[Part of a data file]
(begin)
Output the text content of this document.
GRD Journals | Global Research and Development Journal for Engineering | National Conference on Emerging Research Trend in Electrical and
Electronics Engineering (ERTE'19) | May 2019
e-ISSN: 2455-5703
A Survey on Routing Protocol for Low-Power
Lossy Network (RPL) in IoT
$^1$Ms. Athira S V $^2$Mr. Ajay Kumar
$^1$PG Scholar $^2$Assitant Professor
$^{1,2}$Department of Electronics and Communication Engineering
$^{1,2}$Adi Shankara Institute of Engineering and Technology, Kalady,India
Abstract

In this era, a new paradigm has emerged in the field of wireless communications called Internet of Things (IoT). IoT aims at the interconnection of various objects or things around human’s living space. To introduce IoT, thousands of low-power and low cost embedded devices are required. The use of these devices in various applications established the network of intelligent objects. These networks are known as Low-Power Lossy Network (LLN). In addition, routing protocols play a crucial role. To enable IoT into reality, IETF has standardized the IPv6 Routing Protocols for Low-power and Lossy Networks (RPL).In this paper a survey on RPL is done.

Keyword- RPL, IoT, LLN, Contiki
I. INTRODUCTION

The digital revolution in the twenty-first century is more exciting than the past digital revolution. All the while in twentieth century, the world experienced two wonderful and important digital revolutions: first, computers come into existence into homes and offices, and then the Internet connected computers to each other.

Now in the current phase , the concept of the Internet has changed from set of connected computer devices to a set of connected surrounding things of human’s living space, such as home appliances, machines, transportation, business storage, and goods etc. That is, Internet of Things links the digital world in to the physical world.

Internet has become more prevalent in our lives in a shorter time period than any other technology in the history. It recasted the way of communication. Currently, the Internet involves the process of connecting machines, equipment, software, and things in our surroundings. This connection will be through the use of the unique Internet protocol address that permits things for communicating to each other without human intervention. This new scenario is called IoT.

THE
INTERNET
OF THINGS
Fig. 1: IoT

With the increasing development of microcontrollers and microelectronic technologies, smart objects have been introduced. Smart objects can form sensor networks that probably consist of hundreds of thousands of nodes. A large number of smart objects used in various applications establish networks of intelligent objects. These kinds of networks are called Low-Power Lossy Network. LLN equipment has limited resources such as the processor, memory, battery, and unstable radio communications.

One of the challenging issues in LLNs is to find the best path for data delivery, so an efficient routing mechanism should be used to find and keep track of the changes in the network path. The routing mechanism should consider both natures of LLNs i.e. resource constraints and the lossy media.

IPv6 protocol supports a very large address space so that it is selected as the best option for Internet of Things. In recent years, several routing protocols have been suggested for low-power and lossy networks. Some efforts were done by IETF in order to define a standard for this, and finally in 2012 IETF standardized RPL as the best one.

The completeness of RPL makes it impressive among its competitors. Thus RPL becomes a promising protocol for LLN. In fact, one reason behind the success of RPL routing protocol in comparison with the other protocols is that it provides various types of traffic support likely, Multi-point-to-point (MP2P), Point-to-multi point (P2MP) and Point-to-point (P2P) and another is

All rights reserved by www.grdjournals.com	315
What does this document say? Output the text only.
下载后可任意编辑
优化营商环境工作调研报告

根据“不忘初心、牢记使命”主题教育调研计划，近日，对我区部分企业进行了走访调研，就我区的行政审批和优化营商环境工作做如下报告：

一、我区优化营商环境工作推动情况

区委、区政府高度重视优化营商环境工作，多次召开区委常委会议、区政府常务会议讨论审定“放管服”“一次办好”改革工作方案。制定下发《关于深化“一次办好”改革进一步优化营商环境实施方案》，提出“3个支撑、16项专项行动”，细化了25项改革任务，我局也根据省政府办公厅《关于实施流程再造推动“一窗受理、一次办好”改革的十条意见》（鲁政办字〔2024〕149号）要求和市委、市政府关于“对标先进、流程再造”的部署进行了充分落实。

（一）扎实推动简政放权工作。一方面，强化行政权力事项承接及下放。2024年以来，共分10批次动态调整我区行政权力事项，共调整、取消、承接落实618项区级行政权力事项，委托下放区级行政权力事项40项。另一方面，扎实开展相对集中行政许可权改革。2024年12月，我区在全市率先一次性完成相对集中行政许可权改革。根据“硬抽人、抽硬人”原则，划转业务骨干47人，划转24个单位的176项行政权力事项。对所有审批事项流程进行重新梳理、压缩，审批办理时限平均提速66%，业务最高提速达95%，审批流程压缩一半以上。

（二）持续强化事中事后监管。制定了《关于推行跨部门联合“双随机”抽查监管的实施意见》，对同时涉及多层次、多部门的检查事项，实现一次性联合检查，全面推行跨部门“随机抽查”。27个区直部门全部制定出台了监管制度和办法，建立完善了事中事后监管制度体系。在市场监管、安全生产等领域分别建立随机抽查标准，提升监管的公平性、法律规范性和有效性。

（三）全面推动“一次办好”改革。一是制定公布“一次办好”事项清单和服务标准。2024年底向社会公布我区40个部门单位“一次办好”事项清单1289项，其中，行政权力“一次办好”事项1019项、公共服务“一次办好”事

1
(end)
What is the number of lines in the data holding the word "Electronics"? Reply with that number only.

2